## start

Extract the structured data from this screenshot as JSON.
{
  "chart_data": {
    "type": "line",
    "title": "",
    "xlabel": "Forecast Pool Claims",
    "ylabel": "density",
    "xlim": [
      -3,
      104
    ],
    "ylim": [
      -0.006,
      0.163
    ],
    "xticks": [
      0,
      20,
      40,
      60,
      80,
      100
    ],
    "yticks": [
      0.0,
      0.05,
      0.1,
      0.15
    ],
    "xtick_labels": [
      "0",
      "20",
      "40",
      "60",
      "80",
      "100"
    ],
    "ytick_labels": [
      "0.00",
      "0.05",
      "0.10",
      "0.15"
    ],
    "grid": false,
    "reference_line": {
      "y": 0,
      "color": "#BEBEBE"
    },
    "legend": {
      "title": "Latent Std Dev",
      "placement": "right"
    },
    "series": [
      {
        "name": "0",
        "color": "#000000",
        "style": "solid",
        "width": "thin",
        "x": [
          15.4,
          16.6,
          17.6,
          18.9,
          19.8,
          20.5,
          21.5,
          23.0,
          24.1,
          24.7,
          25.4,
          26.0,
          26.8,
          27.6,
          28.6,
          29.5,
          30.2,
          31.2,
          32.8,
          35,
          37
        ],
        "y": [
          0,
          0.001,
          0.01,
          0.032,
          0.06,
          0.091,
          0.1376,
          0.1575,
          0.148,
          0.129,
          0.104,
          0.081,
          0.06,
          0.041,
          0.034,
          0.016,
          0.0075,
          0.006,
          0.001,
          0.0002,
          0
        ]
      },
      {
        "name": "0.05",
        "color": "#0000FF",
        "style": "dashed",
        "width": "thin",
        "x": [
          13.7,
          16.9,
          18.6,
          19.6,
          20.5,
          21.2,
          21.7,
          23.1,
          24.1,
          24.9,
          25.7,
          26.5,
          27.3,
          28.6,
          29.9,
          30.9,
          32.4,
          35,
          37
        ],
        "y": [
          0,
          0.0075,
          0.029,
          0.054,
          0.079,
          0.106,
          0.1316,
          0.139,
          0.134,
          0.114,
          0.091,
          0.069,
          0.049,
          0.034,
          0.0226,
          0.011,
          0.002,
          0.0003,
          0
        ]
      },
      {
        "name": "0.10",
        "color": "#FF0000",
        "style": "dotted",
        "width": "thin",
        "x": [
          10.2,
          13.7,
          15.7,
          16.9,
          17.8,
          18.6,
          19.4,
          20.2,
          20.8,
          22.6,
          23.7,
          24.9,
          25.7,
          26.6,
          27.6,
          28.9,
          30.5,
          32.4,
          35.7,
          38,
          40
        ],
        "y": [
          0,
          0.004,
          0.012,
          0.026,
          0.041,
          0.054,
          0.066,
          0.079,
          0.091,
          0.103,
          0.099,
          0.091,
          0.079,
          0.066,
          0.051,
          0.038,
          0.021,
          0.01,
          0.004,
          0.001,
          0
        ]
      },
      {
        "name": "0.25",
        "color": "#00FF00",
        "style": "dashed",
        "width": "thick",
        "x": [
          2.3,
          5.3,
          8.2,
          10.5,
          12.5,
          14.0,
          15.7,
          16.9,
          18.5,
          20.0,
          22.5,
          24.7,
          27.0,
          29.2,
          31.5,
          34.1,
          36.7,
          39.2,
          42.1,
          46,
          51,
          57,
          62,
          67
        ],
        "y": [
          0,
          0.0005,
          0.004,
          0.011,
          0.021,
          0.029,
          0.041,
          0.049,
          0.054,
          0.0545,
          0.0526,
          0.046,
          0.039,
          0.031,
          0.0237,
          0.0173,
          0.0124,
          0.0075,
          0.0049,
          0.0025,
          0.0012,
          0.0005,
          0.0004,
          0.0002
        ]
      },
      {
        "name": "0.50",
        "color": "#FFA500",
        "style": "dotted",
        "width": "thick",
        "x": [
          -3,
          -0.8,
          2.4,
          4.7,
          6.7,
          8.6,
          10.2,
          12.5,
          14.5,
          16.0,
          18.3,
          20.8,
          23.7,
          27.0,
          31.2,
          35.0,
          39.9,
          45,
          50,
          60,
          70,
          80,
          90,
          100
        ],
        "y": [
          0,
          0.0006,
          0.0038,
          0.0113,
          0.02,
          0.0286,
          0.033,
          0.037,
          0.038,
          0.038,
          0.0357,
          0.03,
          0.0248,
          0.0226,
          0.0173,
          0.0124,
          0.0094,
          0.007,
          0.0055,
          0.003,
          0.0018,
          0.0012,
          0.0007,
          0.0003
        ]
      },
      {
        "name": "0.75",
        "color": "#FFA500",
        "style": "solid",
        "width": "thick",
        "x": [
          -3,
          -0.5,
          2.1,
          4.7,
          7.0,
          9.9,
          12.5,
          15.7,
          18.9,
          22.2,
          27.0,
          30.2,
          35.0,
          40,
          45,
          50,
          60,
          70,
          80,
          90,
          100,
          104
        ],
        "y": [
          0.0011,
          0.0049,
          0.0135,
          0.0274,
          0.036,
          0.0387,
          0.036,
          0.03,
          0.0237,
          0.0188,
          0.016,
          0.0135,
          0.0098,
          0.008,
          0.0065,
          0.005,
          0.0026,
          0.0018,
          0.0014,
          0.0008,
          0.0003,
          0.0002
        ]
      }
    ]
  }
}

## end

Repeat the records exactly, including every line.

Extract the structured data from this screenshot as JSON.
{
  "chart_data": {
    "type": "line",
    "title": "",
    "xlabel": "Forecast Pool Claims",
    "ylabel": "density",
    "xlim": [
      -3,
      104
    ],
    "ylim": [
      -0.006,
      0.163
    ],
    "xticks": [
      0,
      20,
      40,
      60,
      80,
      100
    ],
    "yticks": [
      0.0,
      0.05,
      0.1,
      0.15
    ],
    "xtick_labels": [
      "0",
      "20",
      "40",
      "60",
      "80",
      "100"
    ],
    "ytick_labels": [
      "0.00",
      "0.05",
      "0.10",
      "0.15"
    ],
    "grid": false,
    "reference_line": {
      "y": 0,
      "color": "#BEBEBE"
    },
    "legend": {
      "title": "Latent Std Dev",
      "placement": "right"
    },
    "series": [
      {
        "name": "0",
        "color": "#000000",
        "style": "solid",
        "width": "thin",
        "x": [
          15.4,
          16.6,
          17.6,
          18.9,
          19.8,
          20.5,
          21.5,
          23.0,
          24.1,
          24.7,
          25.4,
          26.0,
          26.8,
          27.6,
          28.6,
          29.5,
          30.2,
          31.2,
          32.8,
          35,
          37
        ],
        "y": [
          0,
          0.001,
          0.01,
          0.032,
          0.06,
          0.091,
          0.1376,
          0.1575,
          0.148,
          0.129,
          0.104,
          0.081,
          0.06,
          0.041,
          0.034,
          0.016,
          0.0075,
          0.006,
          0.001,
          0.0002,
          0
        ]
      },
      {
        "name": "0.05",
        "color": "#0000FF",
        "style": "dashed",
        "width": "thin",
        "x": [
          13.7,
          16.9,
          18.6,
          19.6,
          20.5,
          21.2,
          21.7,
          23.1,
          24.1,
          24.9,
          25.7,
          26.5,
          27.3,
          28.6,
          29.9,
          30.9,
          32.4,
          35,
          37
        ],
        "y": [
          0,
          0.0075,
          0.029,
          0.054,
          0.079,
          0.106,
          0.1316,
          0.139,
          0.134,
          0.114,
          0.091,
          0.069,
          0.049,
          0.034,
          0.0226,
          0.011,
          0.002,
          0.0003,
          0
        ]
      },
      {
        "name": "0.10",
        "color": "#FF0000",
        "style": "dotted",
        "width": "thin",
        "x": [
          10.2,
          13.7,
          15.7,
          16.9,
          17.8,
          18.6,
          19.4,
          20.2,
          20.8,
          22.6,
          23.7,
          24.9,
          25.7,
          26.6,
          27.6,
          28.9,
          30.5,
          32.4,
          35.7,
          38,
          40
        ],
        "y": [
          0,
          0.004,
          0.012,
          0.026,
          0.041,
          0.054,
          0.066,
          0.079,
          0.091,
          0.103,
          0.099,
          0.091,
          0.079,
          0.066,
          0.051,
          0.038,
          0.021,
          0.01,
          0.004,
          0.001,
          0
        ]
      },
      {
        "name": "0.25",
        "color": "#00FF00",
        "style": "dashed",
        "width": "thick",
        "x": [
          2.3,
          5.3,
          8.2,
          10.5,
          12.5,
          14.0,
          15.7,
          16.9,
          18.5,
          20.0,
          22.5,
          24.7,
          27.0,
          29.2,
          31.5,
          34.1,
          36.7,
          39.2,
          42.1,
          46,
          51,
          57,
          62,
          67
        ],
        "y": [
          0,
          0.0005,
          0.004,
          0.011,
          0.021,
          0.029,
          0.041,
          0.049,
          0.054,
          0.0545,
          0.0526,
          0.046,
          0.039,
          0.031,
          0.0237,
          0.0173,
          0.0124,
          0.0075,
          0.0049,
          0.0025,
          0.0012,
          0.0005,
          0.0004,
          0.0002
        ]
      },
      {
        "name": "0.50",
        "color": "#FFA500",
        "style": "dotted",
        "width": "thick",
        "x": [
          -3,
          -0.8,
          2.4,
          4.7,
          6.7,
          8.6,
          10.2,
          12.5,
          14.5,
          16.0,
          18.3,
          20.8,
          23.7,
          27.0,
          31.2,
          35.0,
          39.9,
          45,
          50,
          60,
          70,
          80,
          90,
          100
        ],
        "y": [
          0,
          0.0006,
          0.0038,
          0.0113,
          0.02,
          0.0286,
          0.033,
          0.037,
          0.038,
          0.038,
          0.0357,
          0.03,
          0.0248,
          0.0226,
          0.0173,
          0.0124,
          0.0094,
          0.007,
          0.0055,
          0.003,
          0.0018,
          0.0012,
          0.0007,
          0.0003
        ]
      },
      {
        "name": "0.75",
        "color": "#FFA500",
        "style": "solid",
        "width": "thick",
        "x": [
          -3,
          -0.5,
          2.1,
          4.7,
          7.0,
          9.9,
          12.5,
          15.7,
          18.9,
          22.2,
          27.0,
          30.2,
          35.0,
          40,
          45,
          50,
          60,
          70,
          80,
          90,
          100,
          104
        ],
        "y": [
          0.0011,
          0.0049,
          0.0135,
          0.0274,
          0.036,
          0.0387,
          0.036,
          0.03,
          0.0237,
          0.0188,
          0.016,
          0.0135,
          0.0098,
          0.008,
          0.0065,
          0.005,
          0.0026,
          0.0018,
          0.0014,
          0.0008,
          0.0003,
          0.0002
        ]
      }
    ]
  }
}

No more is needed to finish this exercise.